● Requirement:
Repeat the rows from the line containing "moisture-curve-value: #0 <box>464" through the line containing "admixture-row-name: Fließmittel <box>40", exactly, with both of those lines included.
┌─ Entries
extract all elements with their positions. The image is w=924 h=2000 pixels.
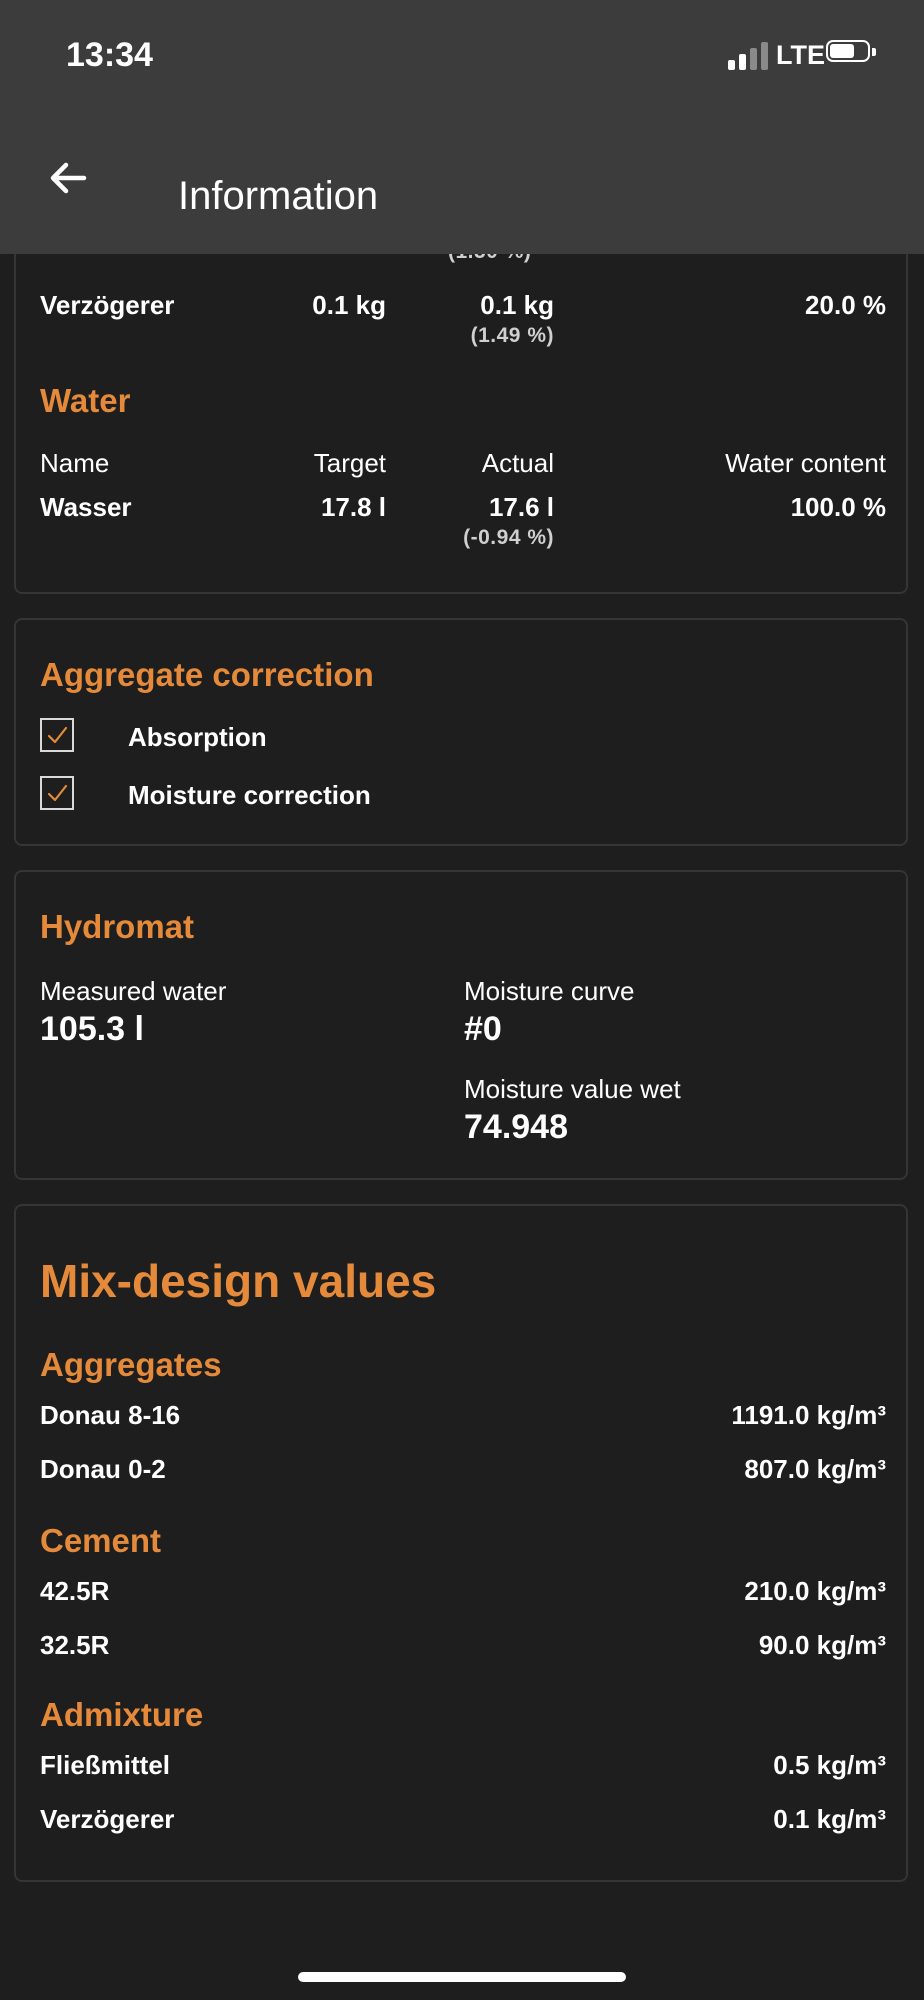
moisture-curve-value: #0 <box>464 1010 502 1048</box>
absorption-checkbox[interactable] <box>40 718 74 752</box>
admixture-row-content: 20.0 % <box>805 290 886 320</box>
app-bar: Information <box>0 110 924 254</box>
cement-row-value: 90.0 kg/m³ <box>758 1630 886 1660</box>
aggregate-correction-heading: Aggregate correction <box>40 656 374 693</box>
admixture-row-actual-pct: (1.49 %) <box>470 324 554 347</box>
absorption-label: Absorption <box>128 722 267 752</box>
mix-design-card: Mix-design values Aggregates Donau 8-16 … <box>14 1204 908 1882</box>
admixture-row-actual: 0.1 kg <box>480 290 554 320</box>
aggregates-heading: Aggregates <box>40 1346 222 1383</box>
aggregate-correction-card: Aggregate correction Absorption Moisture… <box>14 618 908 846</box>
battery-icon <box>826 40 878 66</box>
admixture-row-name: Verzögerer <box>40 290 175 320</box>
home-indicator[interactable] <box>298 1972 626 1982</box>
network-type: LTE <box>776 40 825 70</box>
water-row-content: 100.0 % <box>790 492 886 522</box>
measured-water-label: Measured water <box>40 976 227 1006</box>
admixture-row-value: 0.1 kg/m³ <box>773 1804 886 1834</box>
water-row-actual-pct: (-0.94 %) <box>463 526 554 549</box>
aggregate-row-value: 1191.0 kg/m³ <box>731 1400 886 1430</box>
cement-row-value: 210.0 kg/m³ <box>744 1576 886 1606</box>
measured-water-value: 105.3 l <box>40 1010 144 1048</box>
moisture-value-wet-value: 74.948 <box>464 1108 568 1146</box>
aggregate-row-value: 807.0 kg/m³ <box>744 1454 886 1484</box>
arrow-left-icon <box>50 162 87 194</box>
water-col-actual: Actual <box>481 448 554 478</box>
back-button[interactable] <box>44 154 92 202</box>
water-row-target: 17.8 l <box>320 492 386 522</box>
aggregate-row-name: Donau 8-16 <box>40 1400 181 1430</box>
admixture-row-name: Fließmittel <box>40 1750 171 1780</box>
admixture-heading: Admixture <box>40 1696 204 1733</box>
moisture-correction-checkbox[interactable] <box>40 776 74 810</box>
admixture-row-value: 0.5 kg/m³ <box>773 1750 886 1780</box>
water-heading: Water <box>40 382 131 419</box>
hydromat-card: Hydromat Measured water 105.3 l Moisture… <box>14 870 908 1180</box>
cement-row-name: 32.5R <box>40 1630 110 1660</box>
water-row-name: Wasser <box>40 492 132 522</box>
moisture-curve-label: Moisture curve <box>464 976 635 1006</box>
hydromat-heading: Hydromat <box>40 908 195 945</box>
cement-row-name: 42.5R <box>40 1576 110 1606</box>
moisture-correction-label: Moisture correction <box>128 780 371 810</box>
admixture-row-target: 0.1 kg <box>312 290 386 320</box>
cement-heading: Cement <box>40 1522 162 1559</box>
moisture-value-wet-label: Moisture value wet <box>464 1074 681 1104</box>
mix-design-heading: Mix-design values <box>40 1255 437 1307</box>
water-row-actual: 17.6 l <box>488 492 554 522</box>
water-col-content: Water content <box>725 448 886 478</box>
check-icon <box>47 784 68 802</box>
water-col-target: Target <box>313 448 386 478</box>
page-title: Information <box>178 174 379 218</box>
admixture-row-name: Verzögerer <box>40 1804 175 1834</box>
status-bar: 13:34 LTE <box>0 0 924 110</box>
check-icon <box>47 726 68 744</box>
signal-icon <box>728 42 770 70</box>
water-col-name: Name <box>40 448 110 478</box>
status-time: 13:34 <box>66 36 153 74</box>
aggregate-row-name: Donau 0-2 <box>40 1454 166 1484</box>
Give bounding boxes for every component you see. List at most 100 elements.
└─
● The solution:
moisture-curve-value: #0 <box>464 1010 502 1048</box>
absorption-checkbox[interactable] <box>40 718 74 752</box>
admixture-row-content: 20.0 % <box>805 290 886 320</box>
app-bar: Information <box>0 110 924 254</box>
cement-row-value: 90.0 kg/m³ <box>758 1630 886 1660</box>
aggregate-correction-heading: Aggregate correction <box>40 656 374 693</box>
admixture-row-actual-pct: (1.49 %) <box>470 324 554 347</box>
absorption-label: Absorption <box>128 722 267 752</box>
mix-design-card: Mix-design values Aggregates Donau 8-16 … <box>14 1204 908 1882</box>
admixture-row-actual: 0.1 kg <box>480 290 554 320</box>
aggregates-heading: Aggregates <box>40 1346 222 1383</box>
aggregate-correction-card: Aggregate correction Absorption Moisture… <box>14 618 908 846</box>
battery-icon <box>826 40 878 66</box>
admixture-row-name: Verzögerer <box>40 290 175 320</box>
home-indicator[interactable] <box>298 1972 626 1982</box>
network-type: LTE <box>776 40 825 70</box>
water-row-content: 100.0 % <box>790 492 886 522</box>
measured-water-label: Measured water <box>40 976 227 1006</box>
admixture-row-value: 0.1 kg/m³ <box>773 1804 886 1834</box>
water-row-actual-pct: (-0.94 %) <box>463 526 554 549</box>
aggregate-row-value: 1191.0 kg/m³ <box>731 1400 886 1430</box>
cement-row-value: 210.0 kg/m³ <box>744 1576 886 1606</box>
measured-water-value: 105.3 l <box>40 1010 144 1048</box>
moisture-value-wet-value: 74.948 <box>464 1108 568 1146</box>
aggregate-row-value: 807.0 kg/m³ <box>744 1454 886 1484</box>
arrow-left-icon <box>50 162 87 194</box>
water-col-actual: Actual <box>481 448 554 478</box>
back-button[interactable] <box>44 154 92 202</box>
water-row-target: 17.8 l <box>320 492 386 522</box>
aggregate-row-name: Donau 8-16 <box>40 1400 181 1430</box>
admixture-row-name: Fließmittel <box>40 1750 171 1780</box>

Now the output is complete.